Stored data =>

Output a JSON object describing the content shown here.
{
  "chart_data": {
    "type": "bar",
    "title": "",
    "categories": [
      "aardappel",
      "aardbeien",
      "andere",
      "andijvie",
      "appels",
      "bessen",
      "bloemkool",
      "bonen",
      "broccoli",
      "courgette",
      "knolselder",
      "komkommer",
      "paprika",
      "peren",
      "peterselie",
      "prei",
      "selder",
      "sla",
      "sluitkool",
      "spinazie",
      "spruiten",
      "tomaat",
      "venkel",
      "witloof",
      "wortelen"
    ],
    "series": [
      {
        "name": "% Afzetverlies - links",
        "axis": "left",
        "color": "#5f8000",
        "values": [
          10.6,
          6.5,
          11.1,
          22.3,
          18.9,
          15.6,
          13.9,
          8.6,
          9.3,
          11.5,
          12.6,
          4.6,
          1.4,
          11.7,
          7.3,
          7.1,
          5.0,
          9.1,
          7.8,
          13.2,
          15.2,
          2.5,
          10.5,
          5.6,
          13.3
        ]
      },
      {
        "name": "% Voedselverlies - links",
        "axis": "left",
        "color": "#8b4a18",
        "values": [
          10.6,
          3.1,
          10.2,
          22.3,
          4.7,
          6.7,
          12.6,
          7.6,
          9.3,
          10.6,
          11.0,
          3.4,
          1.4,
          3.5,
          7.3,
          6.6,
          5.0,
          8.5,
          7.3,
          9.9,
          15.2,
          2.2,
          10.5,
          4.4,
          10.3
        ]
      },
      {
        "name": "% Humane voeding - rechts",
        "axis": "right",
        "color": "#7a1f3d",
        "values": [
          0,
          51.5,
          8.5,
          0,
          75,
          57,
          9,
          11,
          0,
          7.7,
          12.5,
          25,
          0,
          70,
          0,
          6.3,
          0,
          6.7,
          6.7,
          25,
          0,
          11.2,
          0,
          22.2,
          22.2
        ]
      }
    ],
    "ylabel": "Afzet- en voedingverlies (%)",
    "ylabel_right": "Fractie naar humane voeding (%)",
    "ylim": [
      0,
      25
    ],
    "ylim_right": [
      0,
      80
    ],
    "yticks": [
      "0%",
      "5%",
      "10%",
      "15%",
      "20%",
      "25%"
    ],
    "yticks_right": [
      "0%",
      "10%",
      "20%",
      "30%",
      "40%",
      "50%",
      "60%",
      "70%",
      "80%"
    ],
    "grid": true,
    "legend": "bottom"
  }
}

* * *

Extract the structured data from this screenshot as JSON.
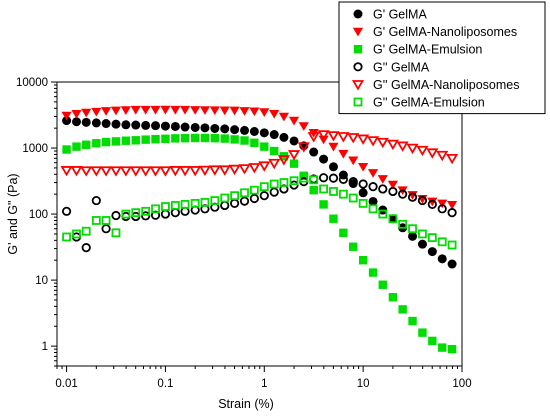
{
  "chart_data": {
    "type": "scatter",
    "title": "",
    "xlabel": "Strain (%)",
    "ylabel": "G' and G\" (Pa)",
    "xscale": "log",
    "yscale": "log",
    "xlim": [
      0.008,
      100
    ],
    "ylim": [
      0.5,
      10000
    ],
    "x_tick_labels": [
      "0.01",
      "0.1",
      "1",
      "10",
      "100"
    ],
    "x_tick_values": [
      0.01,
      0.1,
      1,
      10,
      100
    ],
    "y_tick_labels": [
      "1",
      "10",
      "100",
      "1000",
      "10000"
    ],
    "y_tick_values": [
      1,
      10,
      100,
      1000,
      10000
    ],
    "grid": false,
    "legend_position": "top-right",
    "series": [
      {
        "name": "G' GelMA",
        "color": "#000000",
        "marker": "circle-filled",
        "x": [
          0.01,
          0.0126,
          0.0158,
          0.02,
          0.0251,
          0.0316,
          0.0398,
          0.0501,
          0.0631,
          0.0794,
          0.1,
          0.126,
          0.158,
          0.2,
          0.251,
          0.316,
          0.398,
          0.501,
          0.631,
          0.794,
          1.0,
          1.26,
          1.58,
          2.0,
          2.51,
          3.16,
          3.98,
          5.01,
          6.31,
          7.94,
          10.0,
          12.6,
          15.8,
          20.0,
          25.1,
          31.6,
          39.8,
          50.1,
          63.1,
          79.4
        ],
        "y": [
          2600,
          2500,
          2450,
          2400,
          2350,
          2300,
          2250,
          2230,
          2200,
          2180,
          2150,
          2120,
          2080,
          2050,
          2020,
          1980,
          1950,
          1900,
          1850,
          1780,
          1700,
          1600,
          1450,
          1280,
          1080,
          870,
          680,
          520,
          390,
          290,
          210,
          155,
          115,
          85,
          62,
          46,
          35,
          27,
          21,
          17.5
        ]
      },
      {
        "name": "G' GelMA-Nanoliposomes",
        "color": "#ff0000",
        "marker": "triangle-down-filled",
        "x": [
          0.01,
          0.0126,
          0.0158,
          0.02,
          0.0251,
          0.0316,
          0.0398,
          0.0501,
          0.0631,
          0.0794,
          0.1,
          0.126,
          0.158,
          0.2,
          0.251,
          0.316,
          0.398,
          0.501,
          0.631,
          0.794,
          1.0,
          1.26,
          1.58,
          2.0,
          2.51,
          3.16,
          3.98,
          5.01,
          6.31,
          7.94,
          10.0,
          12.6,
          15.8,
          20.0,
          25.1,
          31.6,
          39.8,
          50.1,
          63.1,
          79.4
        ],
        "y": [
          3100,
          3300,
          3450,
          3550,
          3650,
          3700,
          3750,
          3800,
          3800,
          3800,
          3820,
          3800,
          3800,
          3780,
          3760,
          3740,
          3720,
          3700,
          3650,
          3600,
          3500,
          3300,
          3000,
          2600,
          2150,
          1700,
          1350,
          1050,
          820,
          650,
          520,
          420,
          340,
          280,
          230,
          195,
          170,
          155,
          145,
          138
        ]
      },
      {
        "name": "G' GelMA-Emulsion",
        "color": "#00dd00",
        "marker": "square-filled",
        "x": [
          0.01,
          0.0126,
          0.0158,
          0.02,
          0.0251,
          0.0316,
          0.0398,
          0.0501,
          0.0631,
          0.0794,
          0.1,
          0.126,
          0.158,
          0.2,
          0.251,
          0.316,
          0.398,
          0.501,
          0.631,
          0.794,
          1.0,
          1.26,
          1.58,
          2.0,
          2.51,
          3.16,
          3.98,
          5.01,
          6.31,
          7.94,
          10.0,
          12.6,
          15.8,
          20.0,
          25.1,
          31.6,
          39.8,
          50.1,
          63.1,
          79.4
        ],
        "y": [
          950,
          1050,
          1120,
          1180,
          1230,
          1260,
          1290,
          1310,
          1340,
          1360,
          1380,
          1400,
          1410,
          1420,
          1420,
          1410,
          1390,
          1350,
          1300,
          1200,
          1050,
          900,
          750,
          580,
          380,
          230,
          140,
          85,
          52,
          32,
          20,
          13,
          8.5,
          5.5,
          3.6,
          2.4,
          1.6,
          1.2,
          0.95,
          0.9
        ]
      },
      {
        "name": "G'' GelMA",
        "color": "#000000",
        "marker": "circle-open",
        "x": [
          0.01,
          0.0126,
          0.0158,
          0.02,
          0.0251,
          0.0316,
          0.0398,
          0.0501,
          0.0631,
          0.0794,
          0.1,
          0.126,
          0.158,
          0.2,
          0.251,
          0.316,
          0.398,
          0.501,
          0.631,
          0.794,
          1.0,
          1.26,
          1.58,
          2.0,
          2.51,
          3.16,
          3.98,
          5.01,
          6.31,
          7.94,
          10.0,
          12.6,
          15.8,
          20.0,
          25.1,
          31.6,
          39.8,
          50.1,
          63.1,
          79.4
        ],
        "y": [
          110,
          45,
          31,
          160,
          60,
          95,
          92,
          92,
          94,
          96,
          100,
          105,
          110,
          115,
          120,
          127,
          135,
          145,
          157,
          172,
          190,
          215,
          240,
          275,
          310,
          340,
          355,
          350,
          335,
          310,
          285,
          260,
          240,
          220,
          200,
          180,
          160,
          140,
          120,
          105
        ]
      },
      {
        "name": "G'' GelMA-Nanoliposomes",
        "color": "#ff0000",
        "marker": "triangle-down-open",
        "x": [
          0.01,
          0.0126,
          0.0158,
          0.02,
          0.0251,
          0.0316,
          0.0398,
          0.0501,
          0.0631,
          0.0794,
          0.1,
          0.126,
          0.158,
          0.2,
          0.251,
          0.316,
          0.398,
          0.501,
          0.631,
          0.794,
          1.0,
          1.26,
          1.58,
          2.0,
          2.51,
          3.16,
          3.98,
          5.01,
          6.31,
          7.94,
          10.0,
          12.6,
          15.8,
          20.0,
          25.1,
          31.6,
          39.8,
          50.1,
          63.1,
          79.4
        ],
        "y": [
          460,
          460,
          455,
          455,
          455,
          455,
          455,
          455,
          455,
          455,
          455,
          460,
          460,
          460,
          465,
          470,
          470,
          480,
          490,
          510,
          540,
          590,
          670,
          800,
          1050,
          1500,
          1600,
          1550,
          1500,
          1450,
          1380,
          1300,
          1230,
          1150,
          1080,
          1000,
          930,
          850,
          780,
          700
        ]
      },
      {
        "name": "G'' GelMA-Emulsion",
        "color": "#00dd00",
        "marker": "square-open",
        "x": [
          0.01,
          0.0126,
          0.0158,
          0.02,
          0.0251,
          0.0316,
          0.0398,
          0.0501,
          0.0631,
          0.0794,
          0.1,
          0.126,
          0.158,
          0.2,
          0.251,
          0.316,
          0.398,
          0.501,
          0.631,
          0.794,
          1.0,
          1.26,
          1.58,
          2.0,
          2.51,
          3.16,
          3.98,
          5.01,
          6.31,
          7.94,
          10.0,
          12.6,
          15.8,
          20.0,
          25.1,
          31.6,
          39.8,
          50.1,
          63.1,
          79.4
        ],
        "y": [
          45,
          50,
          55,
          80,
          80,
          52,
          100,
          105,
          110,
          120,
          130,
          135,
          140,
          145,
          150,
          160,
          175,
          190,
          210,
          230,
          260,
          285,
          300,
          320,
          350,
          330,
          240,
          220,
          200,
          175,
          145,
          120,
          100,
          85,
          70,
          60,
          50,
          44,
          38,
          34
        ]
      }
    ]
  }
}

EXERCISE OBJECTIVE => From the records above, copy every line that holds the word "Nanoliposomes".

RESULT =>
        "name": "G' GelMA-Nanoliposomes",
        "name": "G'' GelMA-Nanoliposomes",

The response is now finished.